*** Opening GIVEN DATA ***
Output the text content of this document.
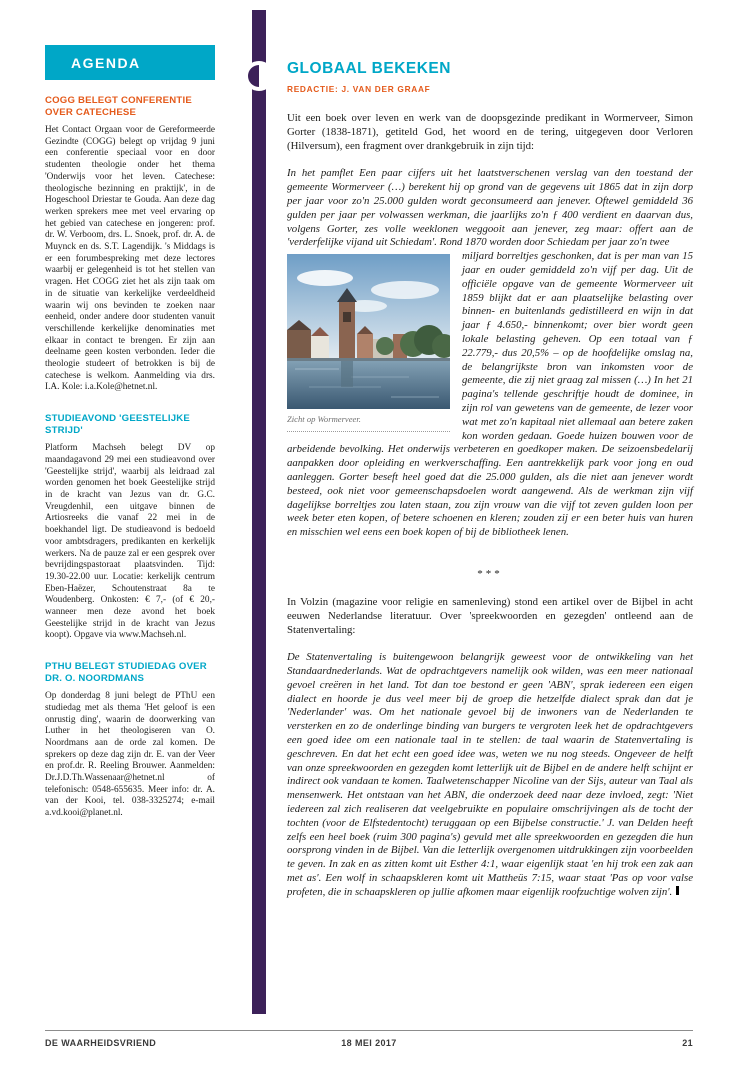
AGENDA
COGG BELEGT CONFERENTIE OVER CATECHESE

Het Contact Orgaan voor de Gereformeerde Gezindte (COGG) belegt op vrijdag 9 juni een conferentie speciaal voor en door studenten theologie onder het thema 'Onderwijs voor het leven. Catechese: theologische bezinning en praktijk', in de Hogeschool Driestar te Gouda. Aan deze dag werken sprekers mee met veel ervaring op het gebied van catechese en jongeren: prof. dr. W. Verboom, drs. L. Snoek, prof. dr. A. de Muynck en ds. S.T. Lagendijk. 's Middags is er een forumbespreking met deze lectores waarbij er gelegenheid is tot het stellen van vragen. Het COGG ziet het als zijn taak om in de situatie van kerkelijke verdeeldheid waarin wij ons bevinden te zoeken naar eenheid, onder andere door studenten vanuit verschillende kerkelijke denominaties met elkaar in contact te brengen. Er zijn aan deelname geen kosten verbonden. Ieder die theologie studeert of betrokken is bij de catechese is welkom. Aanmelding via drs. I.A. Kole: i.a.Kole@hetnet.nl.

STUDIEAVOND 'GEESTELIJKE STRIJD'

Platform Machseh belegt DV op maandagavond 29 mei een studieavond over 'Geestelijke strijd', waarbij als leidraad zal worden genomen het boek Geestelijke strijd in de kracht van Jezus van dr. G.C. Vreugdenhil, een uitgave binnen de Artiosreeks die vanaf 22 mei in de boekhandel ligt. De studieavond is bedoeld voor ambtsdragers, predikanten en kerkelijk werkers. Na de pauze zal er een gesprek over bevrijdingspastoraat plaatsvinden. Tijd: 19.30-22.00 uur. Locatie: kerkelijk centrum Eben-Haëzer, Schoutenstraat 8a te Woudenberg. Onkosten: € 7,- (of € 20,- wanneer men deze avond het boek Geestelijke strijd in de kracht van Jezus koopt). Opgave via www.Machseh.nl.

PTHU BELEGT STUDIEDAG OVER DR. O. NOORDMANS

Op donderdag 8 juni belegt de PThU een studiedag met als thema 'Het geloof is een onrustig ding', waarin de doorwerking van Luther in het theologiseren van O. Noordmans aan de orde zal komen. De sprekers op deze dag zijn dr. E. van der Veer en prof.dr. R. Reeling Brouwer. Aanmelden: Dr.J.D.Th.Wassenaar@hetnet.nl of telefonisch: 0548-655635. Meer info: dr. A. van der Kooi, tel. 038-3325274; e-mail a.vd.kooi@planet.nl.

GLOBAAL BEKEKEN
REDACTIE: J. VAN DER GRAAF

Uit een boek over leven en werk van de doopsgezinde predikant in Wormerveer, Simon Gorter (1838-1871), getiteld God, het woord en de tering, uitgegeven door Verloren (Hilversum), een fragment over drankgebruik in zijn tijd:

In het pamflet Een paar cijfers uit het laatstverschenen verslag van den toestand der gemeente Wormerveer (…) berekent hij op grond van de gegevens uit 1865 dat in zijn dorp per jaar voor zo'n 25.000 gulden wordt geconsumeerd aan jenever. Oftewel gemiddeld 36 gulden per jaar per volwassen werkman, die jaarlijks zo'n ƒ 400 verdient en daarvan dus, volgens Gorter, zes volle weeklonen weggooit aan jenever, zeg maar: offert aan de 'verderfelijke vijand uit Schiedam'. Rond 1870 worden door Schiedam per jaar zo'n twee

Zicht op Wormerveer.

miljard borreltjes geschonken, dat is per man van 15 jaar en ouder gemiddeld zo'n vijf per dag. Uit de officiële opgave van de gemeente Wormerveer uit 1859 blijkt dat er aan plaatselijke belasting over binnen- en buitenlands gedistilleerd en wijn in dat jaar ƒ 4.650,- binnenkomt; over bier wordt geen lokale belasting geheven. Op een totaal van ƒ 22.779,- dus 20,5% – op de hoofdelijke omslag na, de belangrijkste bron van inkomsten voor de gemeente, die zij niet graag zal missen (…) In het 21 pagina's tellende geschriftje houdt de dominee, in zijn rol van gewetens van de gemeente, de lezer voor wat met zo'n kapitaal niet allemaal aan betere zaken kon worden gedaan. Goede huizen bouwen voor de arbeidende bevolking. Het onderwijs verbeteren en goedkoper maken. De seizoensbedelarij aanpakken door opleiding en werkverschaffing. Een aantrekkelijk park voor jong en oud aanleggen. Gorter beseft heel goed dat die 25.000 gulden, als die niet aan jenever wordt besteed, ook niet voor gemeenschapsdoelen wordt aangewend. Als de werkman zijn vijf dagelijkse borreltjes zou laten staan, zou zijn vrouw van die vijf tot zeven gulden loon per week beter eten kopen, of betere schoenen en kleren; zouden zij er een beter huis van huren en misschien wel eens een boek kopen of bij de bibliotheek lenen.

***

In Volzin (magazine voor religie en samenleving) stond een artikel over de Bijbel in acht eeuwen Nederlandse literatuur. Over 'spreekwoorden en gezegden' ontleend aan de Statenvertaling:

De Statenvertaling is buitengewoon belangrijk geweest voor de ontwikkeling van het Standaardnederlands. Wat de opdrachtgevers namelijk ook wilden, was een meer nationaal gevoel creëren in het land. Tot dan toe bestond er geen 'ABN', sprak iedereen een eigen dialect en hoorde je dus veel meer bij de groep die hetzelfde dialect sprak dan dat je 'Nederlander' was. Om het nationale gevoel bij de inwoners van de Nederlanden te versterken en zo de onderlinge binding van burgers te vergroten leek het de opdrachtgevers een goed idee om een nationale taal in te stellen: de taal waarin de Statenvertaling is geschreven. En dat het echt een goed idee was, weten we nu nog steeds. Ongeveer de helft van onze spreekwoorden en gezegden komt letterlijk uit de Bijbel en de andere helft schijnt er indirect ook vandaan te komen. Taalwetenschapper Nicoline van der Sijs, auteur van Taal als mensenwerk. Het ontstaan van het ABN, die onderzoek deed naar deze invloed, zegt: 'Niet iedereen zal zich realiseren dat veelgebruikte en populaire omschrijvingen als de tocht der tochten (voor de Elfstedentocht) teruggaan op een Bijbelse constructie.' J. van Delden heeft zelfs een heel boek (ruim 300 pagina's) gevuld met alle spreekwoorden en gezegden die hun oorsprong vinden in de Bijbel. Van die letterlijk overgenomen uitdrukkingen zijn voorbeelden te geven. In zak en as zitten komt uit Esther 4:1, waar eigenlijk staat 'en hij trok een zak aan met as'. Een wolf in schaapskleren komt uit Mattheüs 7:15, waar staat 'Pas op voor valse profeten, die in schaapskleren op jullie afkomen maar eigenlijk roofzuchtige wolven zijn'.

DE WAARHEIDSVRIEND	18 MEI 2017	21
*** Closing GIVEN DATA ***
Would you repeat the entries exactly, keeping the images out?

Output the text content of this document.
AGENDA
COGG BELEGT CONFERENTIE OVER CATECHESE

Het Contact Orgaan voor de Gereformeerde Gezindte (COGG) belegt op vrijdag 9 juni een conferentie speciaal voor en door studenten theologie onder het thema 'Onderwijs voor het leven. Catechese: theologische bezinning en praktijk', in de Hogeschool Driestar te Gouda. Aan deze dag werken sprekers mee met veel ervaring op het gebied van catechese en jongeren: prof. dr. W. Verboom, drs. L. Snoek, prof. dr. A. de Muynck en ds. S.T. Lagendijk. 's Middags is er een forumbespreking met deze lectores waarbij er gelegenheid is tot het stellen van vragen. Het COGG ziet het als zijn taak om in de situatie van kerkelijke verdeeldheid waarin wij ons bevinden te zoeken naar eenheid, onder andere door studenten vanuit verschillende kerkelijke denominaties met elkaar in contact te brengen. Er zijn aan deelname geen kosten verbonden. Ieder die theologie studeert of betrokken is bij de catechese is welkom. Aanmelding via drs. I.A. Kole: i.a.Kole@hetnet.nl.

STUDIEAVOND 'GEESTELIJKE STRIJD'

Platform Machseh belegt DV op maandagavond 29 mei een studieavond over 'Geestelijke strijd', waarbij als leidraad zal worden genomen het boek Geestelijke strijd in de kracht van Jezus van dr. G.C. Vreugdenhil, een uitgave binnen de Artiosreeks die vanaf 22 mei in de boekhandel ligt. De studieavond is bedoeld voor ambtsdragers, predikanten en kerkelijk werkers. Na de pauze zal er een gesprek over bevrijdingspastoraat plaatsvinden. Tijd: 19.30-22.00 uur. Locatie: kerkelijk centrum Eben-Haëzer, Schoutenstraat 8a te Woudenberg. Onkosten: € 7,- (of € 20,- wanneer men deze avond het boek Geestelijke strijd in de kracht van Jezus koopt). Opgave via www.Machseh.nl.

PTHU BELEGT STUDIEDAG OVER DR. O. NOORDMANS

Op donderdag 8 juni belegt de PThU een studiedag met als thema 'Het geloof is een onrustig ding', waarin de doorwerking van Luther in het theologiseren van O. Noordmans aan de orde zal komen. De sprekers op deze dag zijn dr. E. van der Veer en prof.dr. R. Reeling Brouwer. Aanmelden: Dr.J.D.Th.Wassenaar@hetnet.nl of telefonisch: 0548-655635. Meer info: dr. A. van der Kooi, tel. 038-3325274; e-mail a.vd.kooi@planet.nl.

GLOBAAL BEKEKEN
REDACTIE: J. VAN DER GRAAF

Uit een boek over leven en werk van de doopsgezinde predikant in Wormerveer, Simon Gorter (1838-1871), getiteld God, het woord en de tering, uitgegeven door Verloren (Hilversum), een fragment over drankgebruik in zijn tijd:

In het pamflet Een paar cijfers uit het laatstverschenen verslag van den toestand der gemeente Wormerveer (…) berekent hij op grond van de gegevens uit 1865 dat in zijn dorp per jaar voor zo'n 25.000 gulden wordt geconsumeerd aan jenever. Oftewel gemiddeld 36 gulden per jaar per volwassen werkman, die jaarlijks zo'n ƒ 400 verdient en daarvan dus, volgens Gorter, zes volle weeklonen weggooit aan jenever, zeg maar: offert aan de 'verderfelijke vijand uit Schiedam'. Rond 1870 worden door Schiedam per jaar zo'n twee

Zicht op Wormerveer.

miljard borreltjes geschonken, dat is per man van 15 jaar en ouder gemiddeld zo'n vijf per dag. Uit de officiële opgave van de gemeente Wormerveer uit 1859 blijkt dat er aan plaatselijke belasting over binnen- en buitenlands gedistilleerd en wijn in dat jaar ƒ 4.650,- binnenkomt; over bier wordt geen lokale belasting geheven. Op een totaal van ƒ 22.779,- dus 20,5% – op de hoofdelijke omslag na, de belangrijkste bron van inkomsten voor de gemeente, die zij niet graag zal missen (…) In het 21 pagina's tellende geschriftje houdt de dominee, in zijn rol van gewetens van de gemeente, de lezer voor wat met zo'n kapitaal niet allemaal aan betere zaken kon worden gedaan. Goede huizen bouwen voor de arbeidende bevolking. Het onderwijs verbeteren en goedkoper maken. De seizoensbedelarij aanpakken door opleiding en werkverschaffing. Een aantrekkelijk park voor jong en oud aanleggen. Gorter beseft heel goed dat die 25.000 gulden, als die niet aan jenever wordt besteed, ook niet voor gemeenschapsdoelen wordt aangewend. Als de werkman zijn vijf dagelijkse borreltjes zou laten staan, zou zijn vrouw van die vijf tot zeven gulden loon per week beter eten kopen, of betere schoenen en kleren; zouden zij er een beter huis van huren en misschien wel eens een boek kopen of bij de bibliotheek lenen.

***

In Volzin (magazine voor religie en samenleving) stond een artikel over de Bijbel in acht eeuwen Nederlandse literatuur. Over 'spreekwoorden en gezegden' ontleend aan de Statenvertaling:

De Statenvertaling is buitengewoon belangrijk geweest voor de ontwikkeling van het Standaardnederlands. Wat de opdrachtgevers namelijk ook wilden, was een meer nationaal gevoel creëren in het land. Tot dan toe bestond er geen 'ABN', sprak iedereen een eigen dialect en hoorde je dus veel meer bij de groep die hetzelfde dialect sprak dan dat je 'Nederlander' was. Om het nationale gevoel bij de inwoners van de Nederlanden te versterken en zo de onderlinge binding van burgers te vergroten leek het de opdrachtgevers een goed idee om een nationale taal in te stellen: de taal waarin de Statenvertaling is geschreven. En dat het echt een goed idee was, weten we nu nog steeds. Ongeveer de helft van onze spreekwoorden en gezegden komt letterlijk uit de Bijbel en de andere helft schijnt er indirect ook vandaan te komen. Taalwetenschapper Nicoline van der Sijs, auteur van Taal als mensenwerk. Het ontstaan van het ABN, die onderzoek deed naar deze invloed, zegt: 'Niet iedereen zal zich realiseren dat veelgebruikte en populaire omschrijvingen als de tocht der tochten (voor de Elfstedentocht) teruggaan op een Bijbelse constructie.' J. van Delden heeft zelfs een heel boek (ruim 300 pagina's) gevuld met alle spreekwoorden en gezegden die hun oorsprong vinden in de Bijbel. Van die letterlijk overgenomen uitdrukkingen zijn voorbeelden te geven. In zak en as zitten komt uit Esther 4:1, waar eigenlijk staat 'en hij trok een zak aan met as'. Een wolf in schaapskleren komt uit Mattheüs 7:15, waar staat 'Pas op voor valse profeten, die in schaapskleren op jullie afkomen maar eigenlijk roofzuchtige wolven zijn'.

DE WAARHEIDSVRIEND	18 MEI 2017	21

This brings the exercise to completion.